Seit Freitag wird jedes Wort der Bundesratskandidaten auf die Goldwaage gelegt. Genauestens verfolgt werden vor allem die Aussagen der in Bundesbern weitgehend unbekannten Urner Regierungsrätin Heidi Z’graggen (CVP).
Was auffällt: ihre Haltung in aussenpolitischen Fragen. So äusserte sie sich unlängst kritisch zum Rahmenabkommen und zum UNO-Migrationspakt.
Und bei ihrem ersten Auftritt als CVP-Bundesratskandidatin vor drei Wochen im Hotel Bellevue hielt sie eine Brandrede: «Wenn es um die Souveränität unseres Landes geht, dürfen wir nicht einfach nachgeben, nur um einen Rahmenvertrag zu erhalten.» Z’graggen kritisierte die «Tonalität der EU», dass sie die Schweiz unter Druck setze. «Das kann ich als Schweizerin nicht akzeptieren.»
Sie stellte auch klare Bedingungen an ein Abkommen mit der EU: Das Kosten-Nutzen-Verhältnis müsse stimmen – und die Souveränität müsse jederzeit gewahrt bleiben.
Aussenpolitiker Roland Büchel (SVP/SG) kennt die Aussagen. Allerdings seien diese mit Vorsicht zu geniessen: Die SVP habe sich bereits in Kandidat Ignazio Cassis getäuscht. Dieser versprach, in der Europapolitik den Reset-Knopf zu drücken. Davon sei wenig übrig geblieben. «Es hängt also stark davon ab, wie glaubwürdig Heidi Z’graggen die Kritik an der EU äussert», sagt Büchel.
In den Hearings, die nächste Woche in den Bundeshausfraktionen beginnen, würden das Rahmenabkommen und der Migrationspakt ein Hauptthema sein – zumindest bei der SVP.
Andere Politiker zweifeln ebenfalls, ob es sich bei Z’graggens Aussagen nicht eher um Taktik handelt. Will sie sich der SVP anbiedern oder vertritt sie tatsächlich ihre persönliche Meinung? Aussenpolitikerin Christa Markwalder (FDP/BE) sagt, das sei einerlei: «Letztlich müssen die Kandidaten an ihren Aussagen gemessen werden.»
Die kommenden Hearings dienen den Parteien dazu, den Kandidaten auf den Zahn zu fühlen. Die Grünen wollen wissen, ob die Kandidaten bereit sind, die eigene Haltung zurückzustecken, um die Landesinteressen zu verteidigen, wie die Basler Aussenpolitikerin Sibel Arslan sagt.
Absehbar ist, dass eine neue Konstellation in der Regierung die aussenpolitische Ausrichtung der Schweiz zumindest verschiebt. Denn Z’graggen grenzt sich mit ihren Aussagen nicht nur von ihrer Konkurrentin Viola Amherd (CVP/VS) ab, die ein Rahmenabkommen grundsätzlich befürwortet. Z’graggen unterscheidet sich auch stark von Bundesrätin Doris Leuthard, die sie beerben will. Denn Leuthard gilt als Zugpferd in der Europapolitik. Sie will das Rahmenabkommen mit der EU, um ein Stromabkommen abzuschliessen.
________________________________________
◆ Übungsaufgaben ◆
(1) Fasse im Text über Heidi Z’graggen den Absatz, der mit „Absehbar ist, dass“ beginnt, als kurze Stichpunktliste zusammen.
(2) Bitte setze den Text über Heidi Z’graggen im Anschluss an seinen letzten Satz fort.
________________________________________
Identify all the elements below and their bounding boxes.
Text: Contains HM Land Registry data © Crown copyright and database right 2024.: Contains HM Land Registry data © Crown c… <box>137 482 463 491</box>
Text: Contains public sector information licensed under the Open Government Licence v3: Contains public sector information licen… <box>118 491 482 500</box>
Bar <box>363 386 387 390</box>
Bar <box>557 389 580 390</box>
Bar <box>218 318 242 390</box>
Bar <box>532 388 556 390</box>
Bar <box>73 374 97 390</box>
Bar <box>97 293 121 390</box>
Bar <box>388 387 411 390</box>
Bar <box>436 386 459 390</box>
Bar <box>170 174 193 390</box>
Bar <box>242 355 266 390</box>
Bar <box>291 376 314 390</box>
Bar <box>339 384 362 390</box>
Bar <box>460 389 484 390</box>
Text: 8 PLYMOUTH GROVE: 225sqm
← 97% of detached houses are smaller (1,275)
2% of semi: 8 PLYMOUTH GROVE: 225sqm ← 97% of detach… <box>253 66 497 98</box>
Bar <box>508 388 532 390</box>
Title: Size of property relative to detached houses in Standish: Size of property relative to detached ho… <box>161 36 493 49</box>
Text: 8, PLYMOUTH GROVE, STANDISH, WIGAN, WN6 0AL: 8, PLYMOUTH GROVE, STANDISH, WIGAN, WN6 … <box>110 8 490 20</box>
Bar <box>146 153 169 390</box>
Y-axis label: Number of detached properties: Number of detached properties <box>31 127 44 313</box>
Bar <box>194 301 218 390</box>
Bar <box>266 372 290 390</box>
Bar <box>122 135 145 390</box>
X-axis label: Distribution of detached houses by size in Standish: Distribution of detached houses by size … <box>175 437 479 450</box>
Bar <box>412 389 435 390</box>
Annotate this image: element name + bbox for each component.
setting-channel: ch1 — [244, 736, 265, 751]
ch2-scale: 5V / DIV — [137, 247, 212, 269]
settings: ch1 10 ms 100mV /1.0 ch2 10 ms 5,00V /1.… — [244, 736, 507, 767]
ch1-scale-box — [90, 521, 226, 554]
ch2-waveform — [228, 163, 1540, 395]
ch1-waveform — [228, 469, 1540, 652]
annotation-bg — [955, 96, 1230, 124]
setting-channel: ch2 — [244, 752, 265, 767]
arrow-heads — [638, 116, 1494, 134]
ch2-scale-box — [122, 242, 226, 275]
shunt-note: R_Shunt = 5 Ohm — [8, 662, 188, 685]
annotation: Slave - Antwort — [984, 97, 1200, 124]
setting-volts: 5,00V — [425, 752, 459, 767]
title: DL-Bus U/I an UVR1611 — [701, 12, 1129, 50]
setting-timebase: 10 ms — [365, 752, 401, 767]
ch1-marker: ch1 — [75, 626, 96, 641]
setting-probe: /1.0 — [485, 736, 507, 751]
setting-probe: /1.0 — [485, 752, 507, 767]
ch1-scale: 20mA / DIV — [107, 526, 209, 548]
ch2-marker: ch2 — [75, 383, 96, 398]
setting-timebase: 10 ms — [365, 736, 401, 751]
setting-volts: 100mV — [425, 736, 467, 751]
________________________________________
◆ Lösungen ◆
(1)
- Eine neue Konstellation in der Regierung dürfte die aussenpolitische Ausrichtung der Schweiz zumindest verschieben.
- Z’graggen grenzt sich von ihrer Konkurrentin Viola Amherd (CVP/VS) ab, die ein Rahmenabkommen grundsätzlich befürwortet.
- Sie unterscheidet sich auch stark von Bundesrätin Doris Leuthard, die sie beerben will.
- Leuthard gilt als Zugpferd in der Europapolitik und will das Rahmenabkommen mit der EU, um ein Stromabkommen abzuschliessen.

(2)
Anders als Leuthard, die einst mit dem EU-Beitritt liebäugelte, ist auch die absehbare Nachfolgerin von Johann Schneider-Ammann EU-kritisch. Karin Keller-Sutter war als St. Galler Justizdirektorin gegen das Schengen-Abkommen.
Jüngst äusserte sie sich im «Sonntagsblick» auch pessimistisch über einen Abschluss des Rahmenabkommens. Dieser werde «schwierig». Denn die kontroversen Punkte, etwa der Lohnschutz oder die Frage der Unionsbürgerrichtlinie, seien in der Schweiz nicht mehrheitsfähig. «Und das kann ich verstehen.» Dass es deshalb kein Rahmenabkommen gebe, damit müsse man leben können, so Keller-Sutter.
Für den Bundesrat bedeutet das: Nebst den zwei SVP-Bundesräten Ueli Maurer und Guy Parmelin werden sich mit Karin Keller-Sutter und Heidi Z’graggen weitere EU-Skeptiker hinzugesellen.
Diese Ausgangslage ist auch deshalb interessant, da die Aussenpolitik weitgehend in der Kompetenz des Bundesrates liegt. Über das EU-Rahmenabkommen wird der Bundesrat zwar wohl noch dieses Jahr in alter Konstellation abstimmen.
Offen ist, wie es danach weitergeht. Aussenpolitikerin Kathy Riklin (CVP/ZH) gesteht den Skeptikern einen «Lernprozess» zu. «Sie werden sehen, dass sie abwägen müssen: Kein Rahmenabkommen heisst auch kein Strom-, kein Forschungs- und kein Studenten- und Jugendaustausch-Programm Erasmus.» (aargauerzeitung.ch)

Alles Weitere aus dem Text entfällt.